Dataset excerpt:

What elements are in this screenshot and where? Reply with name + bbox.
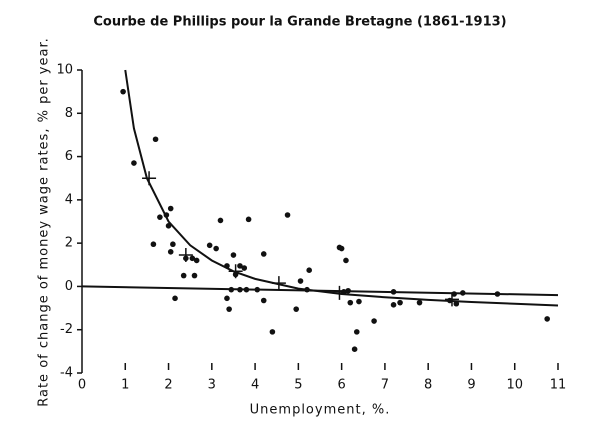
cross-marker [444, 292, 459, 307]
data-point [217, 217, 224, 224]
y-tick-label: 0 [65, 279, 73, 294]
fit-line [81, 285, 559, 297]
data-point [167, 205, 174, 212]
data-point [306, 267, 312, 273]
data-point [544, 316, 550, 322]
y-tick-label: -4 [60, 366, 73, 381]
x-tick-label: 10 [506, 378, 523, 393]
data-point [213, 245, 219, 252]
data-point [353, 329, 360, 335]
data-point [150, 241, 157, 248]
x-tick-label: 4 [251, 378, 259, 393]
data-point [120, 88, 126, 95]
x-tick-label: 5 [294, 378, 302, 393]
x-tick-label: 1 [121, 378, 129, 393]
data-point [453, 300, 460, 307]
data-point [152, 136, 159, 143]
data-point [397, 299, 403, 306]
data-point [284, 212, 291, 218]
x-tick-label: 11 [550, 378, 567, 393]
x-tick-label: 6 [337, 378, 345, 393]
data-point [157, 214, 163, 220]
x-tick-label: 9 [467, 378, 475, 393]
y-tick-label: 2 [65, 236, 73, 251]
data-point [371, 318, 377, 324]
data-point [297, 278, 304, 284]
data-point [260, 297, 267, 304]
data-point [172, 295, 178, 302]
data-point [230, 252, 237, 258]
y-tick-label: -2 [60, 322, 73, 337]
data-point [338, 245, 345, 252]
data-point [293, 306, 300, 312]
x-tick-label: 7 [381, 378, 389, 393]
data-point [167, 249, 174, 255]
fit-line [124, 69, 559, 307]
x-tick-label: 0 [78, 378, 86, 393]
data-point [131, 160, 137, 166]
chart-title: Courbe de Phillips pour la Grande Bretag… [93, 15, 506, 30]
data-point [260, 251, 267, 257]
x-axis-label: Unemployment, %. [250, 403, 391, 418]
x-tick-label: 2 [164, 378, 172, 393]
data-point [237, 263, 243, 269]
x-tick-label: 3 [208, 378, 216, 393]
data-point [191, 272, 198, 279]
data-point [241, 265, 248, 271]
y-tick-label: 8 [65, 106, 73, 121]
data-point [347, 299, 354, 306]
data-point [269, 329, 276, 335]
y-axis-label: Rate of change of money wage rates, % pe… [37, 37, 52, 407]
data-point [351, 346, 358, 352]
x-tick-label: 8 [424, 378, 432, 393]
data-point [206, 242, 213, 249]
data-point [356, 298, 362, 305]
cross-marker [178, 248, 193, 263]
data-point [245, 216, 252, 223]
data-point [170, 241, 176, 248]
y-tick-label: 10 [56, 63, 73, 78]
data-point [416, 299, 423, 306]
data-point [189, 255, 196, 262]
data-point [193, 257, 200, 264]
data-point [226, 306, 232, 312]
data-point [390, 302, 397, 308]
data-point [224, 295, 230, 302]
data-point [180, 272, 187, 279]
y-tick-label: 6 [65, 149, 73, 164]
y-tick-label: 4 [65, 192, 73, 207]
data-point [343, 257, 349, 264]
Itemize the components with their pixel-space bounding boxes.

> **Exercise goal**: Which lines in the rows above contain the string "cross", matching case? Copy each of those lines in full.

> **Written response**:
cross-marker [444, 292, 459, 307]
cross-marker [178, 248, 193, 263]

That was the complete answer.